Listings of boxed layout items =>
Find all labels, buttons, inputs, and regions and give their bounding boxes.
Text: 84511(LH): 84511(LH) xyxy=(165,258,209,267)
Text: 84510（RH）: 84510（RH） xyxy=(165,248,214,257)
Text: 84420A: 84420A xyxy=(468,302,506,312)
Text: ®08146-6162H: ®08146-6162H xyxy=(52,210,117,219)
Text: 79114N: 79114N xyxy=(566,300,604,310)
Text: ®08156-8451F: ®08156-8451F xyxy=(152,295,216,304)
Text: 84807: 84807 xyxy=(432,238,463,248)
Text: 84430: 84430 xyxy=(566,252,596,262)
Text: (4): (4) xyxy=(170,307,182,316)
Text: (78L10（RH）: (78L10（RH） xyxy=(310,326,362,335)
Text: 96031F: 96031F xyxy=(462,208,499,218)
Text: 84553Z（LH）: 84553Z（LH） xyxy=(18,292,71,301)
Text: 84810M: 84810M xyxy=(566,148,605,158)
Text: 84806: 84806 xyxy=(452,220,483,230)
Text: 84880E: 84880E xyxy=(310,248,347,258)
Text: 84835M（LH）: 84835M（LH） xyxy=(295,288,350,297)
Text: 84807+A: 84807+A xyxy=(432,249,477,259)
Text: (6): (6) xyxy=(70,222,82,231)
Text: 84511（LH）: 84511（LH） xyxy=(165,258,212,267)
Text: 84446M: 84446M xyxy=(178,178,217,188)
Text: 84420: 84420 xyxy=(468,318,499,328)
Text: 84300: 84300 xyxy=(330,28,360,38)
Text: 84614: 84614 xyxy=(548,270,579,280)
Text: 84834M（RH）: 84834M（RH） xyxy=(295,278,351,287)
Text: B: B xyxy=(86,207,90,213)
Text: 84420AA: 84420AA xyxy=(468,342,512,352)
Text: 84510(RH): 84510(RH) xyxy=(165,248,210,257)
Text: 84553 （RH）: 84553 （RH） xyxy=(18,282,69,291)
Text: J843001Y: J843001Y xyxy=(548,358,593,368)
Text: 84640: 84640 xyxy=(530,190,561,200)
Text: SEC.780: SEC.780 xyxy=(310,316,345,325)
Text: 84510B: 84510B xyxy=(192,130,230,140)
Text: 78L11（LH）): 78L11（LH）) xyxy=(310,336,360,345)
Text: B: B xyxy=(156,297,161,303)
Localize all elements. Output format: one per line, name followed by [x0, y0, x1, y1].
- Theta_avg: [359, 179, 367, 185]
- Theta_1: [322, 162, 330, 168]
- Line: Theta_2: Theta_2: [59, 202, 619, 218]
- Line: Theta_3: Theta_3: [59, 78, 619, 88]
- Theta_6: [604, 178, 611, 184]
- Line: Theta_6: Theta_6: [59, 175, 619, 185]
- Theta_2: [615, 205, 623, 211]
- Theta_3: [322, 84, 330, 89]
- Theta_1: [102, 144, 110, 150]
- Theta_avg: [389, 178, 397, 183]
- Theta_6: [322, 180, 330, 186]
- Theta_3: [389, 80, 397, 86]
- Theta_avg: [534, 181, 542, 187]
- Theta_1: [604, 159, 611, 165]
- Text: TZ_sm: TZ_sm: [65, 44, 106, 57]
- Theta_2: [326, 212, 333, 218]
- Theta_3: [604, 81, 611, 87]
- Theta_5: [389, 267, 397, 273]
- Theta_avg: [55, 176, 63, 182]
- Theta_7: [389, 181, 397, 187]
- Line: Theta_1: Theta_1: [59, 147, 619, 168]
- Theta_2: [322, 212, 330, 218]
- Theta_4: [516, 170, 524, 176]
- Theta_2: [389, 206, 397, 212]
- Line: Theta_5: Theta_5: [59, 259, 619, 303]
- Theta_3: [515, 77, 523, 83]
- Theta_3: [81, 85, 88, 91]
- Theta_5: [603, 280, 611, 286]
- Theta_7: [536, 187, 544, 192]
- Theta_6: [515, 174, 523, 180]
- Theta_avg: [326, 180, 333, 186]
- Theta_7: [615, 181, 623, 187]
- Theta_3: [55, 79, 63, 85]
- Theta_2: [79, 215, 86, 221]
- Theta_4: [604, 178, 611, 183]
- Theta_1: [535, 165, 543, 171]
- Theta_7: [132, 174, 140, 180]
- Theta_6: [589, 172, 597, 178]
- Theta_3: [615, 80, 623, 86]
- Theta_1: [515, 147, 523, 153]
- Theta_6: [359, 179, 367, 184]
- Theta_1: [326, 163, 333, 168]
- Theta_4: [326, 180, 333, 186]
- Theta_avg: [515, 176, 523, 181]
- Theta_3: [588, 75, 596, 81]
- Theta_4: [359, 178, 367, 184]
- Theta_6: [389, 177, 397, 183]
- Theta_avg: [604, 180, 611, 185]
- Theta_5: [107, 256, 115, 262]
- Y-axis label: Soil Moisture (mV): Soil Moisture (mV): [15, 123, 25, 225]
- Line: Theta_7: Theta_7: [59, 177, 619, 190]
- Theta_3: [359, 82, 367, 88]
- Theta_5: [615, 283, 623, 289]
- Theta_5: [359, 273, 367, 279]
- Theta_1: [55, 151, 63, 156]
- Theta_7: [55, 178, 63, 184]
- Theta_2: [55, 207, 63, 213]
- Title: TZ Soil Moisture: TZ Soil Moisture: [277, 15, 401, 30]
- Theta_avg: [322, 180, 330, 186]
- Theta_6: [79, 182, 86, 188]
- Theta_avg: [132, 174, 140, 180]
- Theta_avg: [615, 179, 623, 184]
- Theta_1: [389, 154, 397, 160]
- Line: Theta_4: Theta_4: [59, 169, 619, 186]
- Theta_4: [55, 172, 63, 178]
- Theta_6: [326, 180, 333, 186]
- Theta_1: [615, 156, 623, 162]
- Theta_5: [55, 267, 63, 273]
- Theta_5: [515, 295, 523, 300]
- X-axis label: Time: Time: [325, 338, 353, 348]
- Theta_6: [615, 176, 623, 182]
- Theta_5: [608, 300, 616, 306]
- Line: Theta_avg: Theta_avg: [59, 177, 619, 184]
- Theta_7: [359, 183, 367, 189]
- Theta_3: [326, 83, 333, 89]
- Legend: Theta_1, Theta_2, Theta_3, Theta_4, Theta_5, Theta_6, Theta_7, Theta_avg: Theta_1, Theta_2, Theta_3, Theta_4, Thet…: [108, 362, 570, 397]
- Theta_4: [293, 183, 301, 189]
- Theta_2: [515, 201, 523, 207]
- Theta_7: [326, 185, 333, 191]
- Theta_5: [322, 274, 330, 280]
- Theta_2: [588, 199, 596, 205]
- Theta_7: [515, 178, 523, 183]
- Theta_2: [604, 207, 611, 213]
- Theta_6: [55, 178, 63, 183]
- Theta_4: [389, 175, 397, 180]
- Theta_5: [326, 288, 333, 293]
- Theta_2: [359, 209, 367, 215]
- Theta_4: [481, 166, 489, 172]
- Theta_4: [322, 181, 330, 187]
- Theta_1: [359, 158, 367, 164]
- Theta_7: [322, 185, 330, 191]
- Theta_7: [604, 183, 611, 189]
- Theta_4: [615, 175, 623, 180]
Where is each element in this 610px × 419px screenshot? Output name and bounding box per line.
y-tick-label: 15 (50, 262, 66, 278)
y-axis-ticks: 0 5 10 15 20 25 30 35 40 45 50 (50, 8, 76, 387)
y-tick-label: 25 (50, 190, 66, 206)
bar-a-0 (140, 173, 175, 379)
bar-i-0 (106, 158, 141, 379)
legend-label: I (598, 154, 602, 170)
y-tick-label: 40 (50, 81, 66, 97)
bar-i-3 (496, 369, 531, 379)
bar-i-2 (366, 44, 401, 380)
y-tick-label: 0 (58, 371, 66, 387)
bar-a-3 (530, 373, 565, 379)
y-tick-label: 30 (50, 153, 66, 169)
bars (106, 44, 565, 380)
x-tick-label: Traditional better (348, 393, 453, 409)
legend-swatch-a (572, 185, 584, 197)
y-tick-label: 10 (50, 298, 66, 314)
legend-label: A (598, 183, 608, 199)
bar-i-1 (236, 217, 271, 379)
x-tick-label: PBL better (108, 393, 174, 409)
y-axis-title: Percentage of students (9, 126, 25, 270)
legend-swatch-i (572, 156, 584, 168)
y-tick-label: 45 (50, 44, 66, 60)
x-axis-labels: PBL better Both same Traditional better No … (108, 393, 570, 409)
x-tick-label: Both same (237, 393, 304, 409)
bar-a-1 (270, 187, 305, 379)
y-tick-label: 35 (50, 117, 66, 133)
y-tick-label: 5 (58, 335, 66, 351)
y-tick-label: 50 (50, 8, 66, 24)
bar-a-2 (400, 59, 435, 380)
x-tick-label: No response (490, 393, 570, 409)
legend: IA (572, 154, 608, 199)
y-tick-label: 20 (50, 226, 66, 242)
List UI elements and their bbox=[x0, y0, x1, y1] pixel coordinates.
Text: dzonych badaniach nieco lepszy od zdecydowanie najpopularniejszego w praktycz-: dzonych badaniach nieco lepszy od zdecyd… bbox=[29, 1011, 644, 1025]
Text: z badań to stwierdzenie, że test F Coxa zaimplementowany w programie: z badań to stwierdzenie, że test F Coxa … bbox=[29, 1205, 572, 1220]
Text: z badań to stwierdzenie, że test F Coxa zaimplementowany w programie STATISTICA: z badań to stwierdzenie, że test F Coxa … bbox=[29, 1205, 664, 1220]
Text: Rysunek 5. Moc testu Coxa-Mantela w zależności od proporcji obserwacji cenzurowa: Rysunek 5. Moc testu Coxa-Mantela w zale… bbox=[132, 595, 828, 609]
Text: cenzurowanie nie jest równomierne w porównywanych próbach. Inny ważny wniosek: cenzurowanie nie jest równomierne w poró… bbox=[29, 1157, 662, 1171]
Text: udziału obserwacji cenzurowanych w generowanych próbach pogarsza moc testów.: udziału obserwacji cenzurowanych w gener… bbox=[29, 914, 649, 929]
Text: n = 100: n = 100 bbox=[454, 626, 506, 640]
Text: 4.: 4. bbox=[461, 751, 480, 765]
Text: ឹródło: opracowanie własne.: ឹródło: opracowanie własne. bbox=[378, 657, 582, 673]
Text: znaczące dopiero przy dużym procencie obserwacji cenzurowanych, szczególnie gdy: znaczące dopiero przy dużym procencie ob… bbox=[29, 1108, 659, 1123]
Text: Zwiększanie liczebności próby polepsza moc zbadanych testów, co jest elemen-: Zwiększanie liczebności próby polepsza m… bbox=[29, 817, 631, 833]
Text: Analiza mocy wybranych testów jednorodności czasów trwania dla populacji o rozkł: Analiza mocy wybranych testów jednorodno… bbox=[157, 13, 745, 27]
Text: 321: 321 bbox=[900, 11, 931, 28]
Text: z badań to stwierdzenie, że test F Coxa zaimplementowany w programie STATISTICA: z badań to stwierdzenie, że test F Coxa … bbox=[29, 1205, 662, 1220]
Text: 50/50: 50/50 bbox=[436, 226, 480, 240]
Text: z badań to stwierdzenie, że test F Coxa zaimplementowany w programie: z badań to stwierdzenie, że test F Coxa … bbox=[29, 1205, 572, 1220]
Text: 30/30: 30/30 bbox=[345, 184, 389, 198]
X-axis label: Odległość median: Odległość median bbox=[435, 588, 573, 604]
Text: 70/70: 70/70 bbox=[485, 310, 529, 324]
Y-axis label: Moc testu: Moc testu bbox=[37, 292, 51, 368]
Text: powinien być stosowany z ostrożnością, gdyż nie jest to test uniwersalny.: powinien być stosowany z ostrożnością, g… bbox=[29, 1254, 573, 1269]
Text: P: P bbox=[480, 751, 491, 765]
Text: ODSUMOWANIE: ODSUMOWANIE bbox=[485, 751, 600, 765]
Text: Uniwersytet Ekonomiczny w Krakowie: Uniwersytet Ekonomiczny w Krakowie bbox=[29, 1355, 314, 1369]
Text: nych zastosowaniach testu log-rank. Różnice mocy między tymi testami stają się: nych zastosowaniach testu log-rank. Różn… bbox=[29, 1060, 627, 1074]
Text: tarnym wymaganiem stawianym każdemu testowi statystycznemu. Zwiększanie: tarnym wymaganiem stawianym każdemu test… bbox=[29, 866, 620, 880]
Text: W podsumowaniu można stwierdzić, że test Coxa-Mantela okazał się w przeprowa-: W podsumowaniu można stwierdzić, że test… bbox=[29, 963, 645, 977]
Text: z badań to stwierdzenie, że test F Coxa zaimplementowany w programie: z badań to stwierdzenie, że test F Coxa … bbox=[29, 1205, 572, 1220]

PROBLEM REQUIREMENTS => Reproduce the part of the records that opens with the first line and closes with the line containing "Text: ®08146-6162H: ®08146-6162H", substituting "enclosing rectangles" for "bounding boxes" and leaving everything else unchanged.

TASK SOLUTION =>
Find all labels, buttons, inputs, and regions and give their enclosing rectangles.
Text: 84511(LH): 84511(LH) xyxy=(165,258,209,267)
Text: 84510（RH）: 84510（RH） xyxy=(165,248,214,257)
Text: 84420A: 84420A xyxy=(468,302,506,312)
Text: ®08146-6162H: ®08146-6162H xyxy=(52,210,117,219)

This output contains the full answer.